-- start of Records shown --

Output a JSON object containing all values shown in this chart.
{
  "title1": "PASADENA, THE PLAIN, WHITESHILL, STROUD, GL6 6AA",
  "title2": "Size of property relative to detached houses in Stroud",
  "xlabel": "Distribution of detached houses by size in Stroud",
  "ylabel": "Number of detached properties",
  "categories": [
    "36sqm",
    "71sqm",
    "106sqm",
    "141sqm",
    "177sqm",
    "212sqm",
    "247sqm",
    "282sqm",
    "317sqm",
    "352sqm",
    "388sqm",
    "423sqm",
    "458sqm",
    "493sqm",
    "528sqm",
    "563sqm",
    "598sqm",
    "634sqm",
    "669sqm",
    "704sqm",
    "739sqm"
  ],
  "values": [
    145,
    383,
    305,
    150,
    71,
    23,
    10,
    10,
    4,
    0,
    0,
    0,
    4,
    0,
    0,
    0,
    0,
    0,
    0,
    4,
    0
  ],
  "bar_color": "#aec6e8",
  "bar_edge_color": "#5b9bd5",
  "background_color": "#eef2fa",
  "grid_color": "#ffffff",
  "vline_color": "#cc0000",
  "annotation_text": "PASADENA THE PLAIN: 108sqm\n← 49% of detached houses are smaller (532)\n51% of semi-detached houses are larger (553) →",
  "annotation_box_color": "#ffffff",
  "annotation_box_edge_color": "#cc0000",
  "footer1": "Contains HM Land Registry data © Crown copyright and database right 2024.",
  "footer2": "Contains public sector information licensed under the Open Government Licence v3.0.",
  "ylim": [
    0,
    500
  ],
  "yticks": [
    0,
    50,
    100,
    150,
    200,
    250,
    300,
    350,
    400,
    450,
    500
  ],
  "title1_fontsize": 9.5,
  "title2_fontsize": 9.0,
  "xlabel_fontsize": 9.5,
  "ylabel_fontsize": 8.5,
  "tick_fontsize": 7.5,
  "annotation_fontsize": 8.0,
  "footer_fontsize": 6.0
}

-- end of Records shown --

◆ **What to do**:
Only the count is wanted: report how many lines of the material above hold the word "Contains".

◆ **Worked answer**:
2